-------- TEXT --------

I was going to write about possibly starting a DBS DigiPortfolio for my wife. Mostly because I saw how a few financial bloggers have written about it at the same time. Might be a collaboration exercise with DBS to promote this financial product using sponsored posts. Which is fine with me since I can see how it benefits both parties.
What surprised me was the negative comments that Brian at A Path to Forever Financial Freedom (3Fs) received on his post about him setting up the DBS DigiPortfolio and not initially disclosing it as a sponsored post. Wow, readers are sensitive about this issue yeah.
Anyway, doing sponsored posts for a financial blogger is a fine line to walk. If you promote a financial product that you don’t use yourself, it’s difficult to convince your readers why they should use it. If you promote a financial product that you use and believe in yourself, it’s difficult to convince your readers why there is no conflict of interest.
This is the reason why I don’t do sponsored posts. I can write what I want about the financial product, both the good & bad. And I don’t have to care what the sponsor thinks about my opinion. I don’t even let ads appear on my blog. The only financial benefit I get is from readers using our referral links to sign up for StashAway and Smartly robo-advisor accounts, which translates into management/platform fee waivers.

-------- SUPPLIED DATA --------

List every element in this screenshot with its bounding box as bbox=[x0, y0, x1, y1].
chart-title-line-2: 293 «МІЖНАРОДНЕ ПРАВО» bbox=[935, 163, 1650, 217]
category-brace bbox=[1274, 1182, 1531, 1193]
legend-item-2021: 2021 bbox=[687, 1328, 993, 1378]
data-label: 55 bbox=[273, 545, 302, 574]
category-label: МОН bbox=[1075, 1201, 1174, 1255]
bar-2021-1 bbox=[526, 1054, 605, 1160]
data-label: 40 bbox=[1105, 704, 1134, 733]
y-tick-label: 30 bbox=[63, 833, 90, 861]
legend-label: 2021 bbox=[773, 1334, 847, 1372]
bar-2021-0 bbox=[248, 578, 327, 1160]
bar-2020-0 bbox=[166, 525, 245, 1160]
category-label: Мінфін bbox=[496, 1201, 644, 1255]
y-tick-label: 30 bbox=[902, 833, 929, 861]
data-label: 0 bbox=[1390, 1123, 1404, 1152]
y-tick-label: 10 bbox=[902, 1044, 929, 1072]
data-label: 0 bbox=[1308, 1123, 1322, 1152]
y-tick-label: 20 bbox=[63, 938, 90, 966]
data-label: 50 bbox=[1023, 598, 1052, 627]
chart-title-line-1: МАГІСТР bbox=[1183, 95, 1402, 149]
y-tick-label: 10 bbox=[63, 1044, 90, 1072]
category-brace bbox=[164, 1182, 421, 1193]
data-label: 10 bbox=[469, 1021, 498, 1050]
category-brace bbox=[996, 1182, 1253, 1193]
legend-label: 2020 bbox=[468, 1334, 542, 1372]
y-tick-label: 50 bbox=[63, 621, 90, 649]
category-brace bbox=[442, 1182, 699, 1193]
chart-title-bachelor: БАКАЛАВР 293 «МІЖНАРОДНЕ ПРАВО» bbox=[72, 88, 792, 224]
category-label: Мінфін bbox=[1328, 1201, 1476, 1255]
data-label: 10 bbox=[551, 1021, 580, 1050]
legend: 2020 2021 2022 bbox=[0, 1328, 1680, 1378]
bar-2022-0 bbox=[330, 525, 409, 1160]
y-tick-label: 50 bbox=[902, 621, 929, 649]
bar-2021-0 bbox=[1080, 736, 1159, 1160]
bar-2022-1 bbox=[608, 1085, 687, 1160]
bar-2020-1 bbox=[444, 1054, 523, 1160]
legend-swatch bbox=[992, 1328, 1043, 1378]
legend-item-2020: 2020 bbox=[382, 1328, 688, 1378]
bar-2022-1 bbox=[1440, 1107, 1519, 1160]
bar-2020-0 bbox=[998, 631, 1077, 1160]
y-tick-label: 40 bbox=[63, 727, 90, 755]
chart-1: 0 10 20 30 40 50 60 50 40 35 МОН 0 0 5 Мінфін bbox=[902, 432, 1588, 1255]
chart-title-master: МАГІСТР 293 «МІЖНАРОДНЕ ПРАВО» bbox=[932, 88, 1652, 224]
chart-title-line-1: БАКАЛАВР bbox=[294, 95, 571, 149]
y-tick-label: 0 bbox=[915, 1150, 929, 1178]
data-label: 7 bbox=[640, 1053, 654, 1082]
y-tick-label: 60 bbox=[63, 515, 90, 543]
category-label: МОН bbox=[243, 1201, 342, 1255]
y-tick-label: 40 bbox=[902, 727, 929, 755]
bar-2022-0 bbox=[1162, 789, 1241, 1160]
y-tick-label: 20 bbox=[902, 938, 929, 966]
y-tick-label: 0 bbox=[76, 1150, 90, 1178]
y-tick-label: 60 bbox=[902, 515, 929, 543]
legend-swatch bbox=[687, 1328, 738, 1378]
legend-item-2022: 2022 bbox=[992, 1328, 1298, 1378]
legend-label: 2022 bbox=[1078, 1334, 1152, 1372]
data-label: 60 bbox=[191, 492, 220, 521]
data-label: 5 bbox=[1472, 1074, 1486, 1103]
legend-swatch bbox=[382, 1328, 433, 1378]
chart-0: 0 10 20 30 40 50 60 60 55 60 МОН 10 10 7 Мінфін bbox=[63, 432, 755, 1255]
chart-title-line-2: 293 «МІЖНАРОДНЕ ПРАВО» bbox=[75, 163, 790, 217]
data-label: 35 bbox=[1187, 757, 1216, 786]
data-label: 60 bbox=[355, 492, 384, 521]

--------

# [EXERCISE INSTRUCTIONS]
(A) In the blog post about sponsored posts, what did Brian at A Path to Forever Financial Freedom initially fail to disclose about his DBS DigiPortfolio post?
(B) Continue the blog post about sponsored posts from where it stops.

# [RESULTS OF THE EXERCISE]
(A) He did not initially disclose that it was a sponsored post.

(B)
Even for that, I struggled with the decision and only went ahead with it this year. Because I concluded there still has to be a bit of monetary benefit for me to keep writing on this blog. I have no intention to make money from this blog yet. Which is why the posts’ topics are narrow and about what my wife and I do with our lives. Not the broad topic kinds that attract more readers.
I have no big dreams of being self-employed or starting my own business in the short term. Maybe not even in the medium term. I like what our corporate jobs offer us for now. Of course, this can change if our roles are restructured or made redundant. For now, it’s important to understand what are we exchanging our time for in the office.
We work in banking middle-office support function jobs (risk management and compliance). We are decently paid with minimal travelling or overtime required. There’s no sales pressure and our colleagues are okay because there’s less competition with each other. The stakeholders we deal with are manageable but can be mean & nasty at times (especially those from the front-office). And we don’t work on weekends.
Sometimes, things can still go badly due to a combination of unfortunate factors like in my previous job. However, it’s possible to move into another bank or financial institution to change your work environment. Which is what I did given that the skill sets are transferable. We expect this to change in the next decade so it’s up to us to keep ourselves relevant.
What comes next is an important exercise that a corporate employee should go through. Calculating our net pay per hour. Then we truly know what and how much we are exchanging our time in the office for. On a weekday, we generally head out at 8.30am and come back at 7.30pm. Which translates into a 11 hour workday on average when you take into account the transport time and don’t exclude the 1 hour lunchtime.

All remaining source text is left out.